[Rows from a figure dataset]

start

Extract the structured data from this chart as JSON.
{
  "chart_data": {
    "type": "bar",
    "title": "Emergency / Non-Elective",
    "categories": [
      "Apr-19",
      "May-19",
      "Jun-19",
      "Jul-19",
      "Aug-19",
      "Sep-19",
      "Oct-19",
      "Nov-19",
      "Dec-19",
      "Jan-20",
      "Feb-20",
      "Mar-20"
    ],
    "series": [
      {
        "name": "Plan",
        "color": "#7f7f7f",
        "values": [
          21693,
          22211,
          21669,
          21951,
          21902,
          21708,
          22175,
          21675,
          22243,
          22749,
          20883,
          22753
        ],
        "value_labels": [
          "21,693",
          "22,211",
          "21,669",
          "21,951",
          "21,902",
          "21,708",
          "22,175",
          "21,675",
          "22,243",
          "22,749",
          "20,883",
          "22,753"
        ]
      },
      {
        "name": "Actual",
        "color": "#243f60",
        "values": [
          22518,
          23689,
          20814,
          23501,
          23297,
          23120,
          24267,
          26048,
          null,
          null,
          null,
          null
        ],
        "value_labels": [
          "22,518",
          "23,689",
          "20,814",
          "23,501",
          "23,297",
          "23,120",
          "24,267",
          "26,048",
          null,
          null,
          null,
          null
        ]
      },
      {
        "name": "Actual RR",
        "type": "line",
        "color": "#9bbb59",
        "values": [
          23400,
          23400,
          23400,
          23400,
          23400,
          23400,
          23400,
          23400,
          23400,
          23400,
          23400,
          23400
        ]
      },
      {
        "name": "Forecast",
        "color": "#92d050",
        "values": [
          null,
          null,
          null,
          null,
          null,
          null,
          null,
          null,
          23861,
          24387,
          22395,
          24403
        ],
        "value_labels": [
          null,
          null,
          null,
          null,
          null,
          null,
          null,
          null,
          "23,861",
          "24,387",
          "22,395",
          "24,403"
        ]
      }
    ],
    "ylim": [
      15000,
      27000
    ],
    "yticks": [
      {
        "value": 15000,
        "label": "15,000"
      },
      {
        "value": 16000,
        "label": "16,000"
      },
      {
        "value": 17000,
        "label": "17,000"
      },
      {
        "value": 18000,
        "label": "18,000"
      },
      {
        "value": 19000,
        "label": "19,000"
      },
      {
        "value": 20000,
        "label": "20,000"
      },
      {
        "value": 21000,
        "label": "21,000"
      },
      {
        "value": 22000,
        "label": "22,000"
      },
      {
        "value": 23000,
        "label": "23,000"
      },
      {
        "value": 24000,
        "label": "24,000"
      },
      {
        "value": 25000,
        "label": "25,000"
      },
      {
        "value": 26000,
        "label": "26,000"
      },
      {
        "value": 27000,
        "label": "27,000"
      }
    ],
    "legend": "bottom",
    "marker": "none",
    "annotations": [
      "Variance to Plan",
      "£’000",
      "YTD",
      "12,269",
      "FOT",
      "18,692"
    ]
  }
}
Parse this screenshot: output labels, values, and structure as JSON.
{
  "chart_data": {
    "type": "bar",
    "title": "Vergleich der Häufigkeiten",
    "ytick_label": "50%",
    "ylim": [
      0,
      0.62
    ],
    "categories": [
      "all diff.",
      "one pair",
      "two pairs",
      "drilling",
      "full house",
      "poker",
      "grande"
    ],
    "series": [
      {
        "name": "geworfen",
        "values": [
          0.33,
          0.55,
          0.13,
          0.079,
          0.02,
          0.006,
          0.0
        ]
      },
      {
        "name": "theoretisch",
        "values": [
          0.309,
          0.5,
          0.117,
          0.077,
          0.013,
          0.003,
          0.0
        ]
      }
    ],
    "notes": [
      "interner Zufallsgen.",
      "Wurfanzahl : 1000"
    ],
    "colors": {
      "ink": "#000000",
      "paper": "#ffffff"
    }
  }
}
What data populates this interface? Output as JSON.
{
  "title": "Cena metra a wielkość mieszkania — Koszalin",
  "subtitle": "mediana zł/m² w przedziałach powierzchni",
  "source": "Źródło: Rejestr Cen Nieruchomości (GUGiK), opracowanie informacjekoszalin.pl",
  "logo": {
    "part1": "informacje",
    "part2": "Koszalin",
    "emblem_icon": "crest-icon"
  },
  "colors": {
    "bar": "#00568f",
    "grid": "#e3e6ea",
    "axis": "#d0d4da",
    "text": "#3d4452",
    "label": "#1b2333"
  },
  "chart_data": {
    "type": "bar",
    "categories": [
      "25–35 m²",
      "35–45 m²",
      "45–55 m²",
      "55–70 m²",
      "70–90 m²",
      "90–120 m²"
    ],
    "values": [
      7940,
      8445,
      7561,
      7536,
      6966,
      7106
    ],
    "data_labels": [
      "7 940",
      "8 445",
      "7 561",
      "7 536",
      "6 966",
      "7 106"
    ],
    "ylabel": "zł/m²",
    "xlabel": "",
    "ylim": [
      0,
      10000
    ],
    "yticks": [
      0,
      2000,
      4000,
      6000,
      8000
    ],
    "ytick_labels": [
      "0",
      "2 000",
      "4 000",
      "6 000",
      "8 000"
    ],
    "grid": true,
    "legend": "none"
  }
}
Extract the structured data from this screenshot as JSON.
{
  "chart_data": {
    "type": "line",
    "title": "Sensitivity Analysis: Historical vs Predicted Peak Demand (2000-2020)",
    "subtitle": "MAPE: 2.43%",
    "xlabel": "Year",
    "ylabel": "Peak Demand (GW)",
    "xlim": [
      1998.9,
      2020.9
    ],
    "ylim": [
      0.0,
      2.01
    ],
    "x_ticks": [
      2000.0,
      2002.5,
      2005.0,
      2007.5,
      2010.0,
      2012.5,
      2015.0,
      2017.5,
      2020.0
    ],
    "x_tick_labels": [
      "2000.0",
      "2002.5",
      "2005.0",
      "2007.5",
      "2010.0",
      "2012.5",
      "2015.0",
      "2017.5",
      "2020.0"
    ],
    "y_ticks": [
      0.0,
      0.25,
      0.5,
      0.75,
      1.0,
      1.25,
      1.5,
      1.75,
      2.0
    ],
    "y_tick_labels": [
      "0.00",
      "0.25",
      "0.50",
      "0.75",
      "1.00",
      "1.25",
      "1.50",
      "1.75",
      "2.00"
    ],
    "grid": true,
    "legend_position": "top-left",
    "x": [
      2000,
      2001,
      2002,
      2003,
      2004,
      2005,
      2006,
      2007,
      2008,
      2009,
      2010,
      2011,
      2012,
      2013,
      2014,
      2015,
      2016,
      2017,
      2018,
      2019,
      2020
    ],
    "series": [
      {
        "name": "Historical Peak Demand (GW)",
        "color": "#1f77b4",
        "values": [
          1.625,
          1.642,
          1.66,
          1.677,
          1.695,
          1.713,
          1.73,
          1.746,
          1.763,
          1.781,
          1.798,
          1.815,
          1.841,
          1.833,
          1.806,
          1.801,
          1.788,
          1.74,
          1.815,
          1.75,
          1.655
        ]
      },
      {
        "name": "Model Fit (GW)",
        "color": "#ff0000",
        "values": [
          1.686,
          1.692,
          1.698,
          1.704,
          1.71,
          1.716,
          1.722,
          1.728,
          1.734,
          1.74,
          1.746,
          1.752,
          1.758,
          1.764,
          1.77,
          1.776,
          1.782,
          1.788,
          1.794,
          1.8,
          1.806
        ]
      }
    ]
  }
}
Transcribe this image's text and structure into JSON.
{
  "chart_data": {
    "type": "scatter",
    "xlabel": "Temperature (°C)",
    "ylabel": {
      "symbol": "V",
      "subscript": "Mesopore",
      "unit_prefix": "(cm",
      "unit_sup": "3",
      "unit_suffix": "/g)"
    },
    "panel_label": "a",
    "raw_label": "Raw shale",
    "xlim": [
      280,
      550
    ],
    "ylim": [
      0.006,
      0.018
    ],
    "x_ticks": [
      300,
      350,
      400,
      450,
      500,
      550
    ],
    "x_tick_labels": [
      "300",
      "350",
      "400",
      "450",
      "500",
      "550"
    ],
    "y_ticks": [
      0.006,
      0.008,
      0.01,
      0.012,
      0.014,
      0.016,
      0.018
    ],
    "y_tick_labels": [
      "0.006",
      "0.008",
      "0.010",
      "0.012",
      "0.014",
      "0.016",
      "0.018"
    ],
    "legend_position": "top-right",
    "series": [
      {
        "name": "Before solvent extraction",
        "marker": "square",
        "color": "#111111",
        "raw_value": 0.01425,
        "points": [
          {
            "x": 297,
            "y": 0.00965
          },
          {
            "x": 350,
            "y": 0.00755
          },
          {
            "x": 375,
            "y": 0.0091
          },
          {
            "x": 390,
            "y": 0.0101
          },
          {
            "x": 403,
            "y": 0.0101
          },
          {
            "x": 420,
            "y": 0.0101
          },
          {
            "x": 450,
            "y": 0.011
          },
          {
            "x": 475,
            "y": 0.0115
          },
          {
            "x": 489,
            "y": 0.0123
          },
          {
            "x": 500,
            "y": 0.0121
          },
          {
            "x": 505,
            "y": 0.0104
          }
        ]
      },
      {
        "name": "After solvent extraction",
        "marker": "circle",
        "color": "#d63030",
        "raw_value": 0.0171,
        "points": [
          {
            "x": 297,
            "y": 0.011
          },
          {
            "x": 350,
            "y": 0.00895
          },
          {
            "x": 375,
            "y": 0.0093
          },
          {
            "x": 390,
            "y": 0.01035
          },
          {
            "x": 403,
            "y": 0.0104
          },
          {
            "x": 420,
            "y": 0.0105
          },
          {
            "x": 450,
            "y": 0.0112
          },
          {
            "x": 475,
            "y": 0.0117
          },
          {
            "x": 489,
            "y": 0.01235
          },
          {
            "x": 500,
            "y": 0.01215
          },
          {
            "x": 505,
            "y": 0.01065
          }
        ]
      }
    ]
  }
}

end

— Work to be completed —
Going through the entries above line by line, work out how many lines include the word "marker". Only the number is required.

— Written response —
3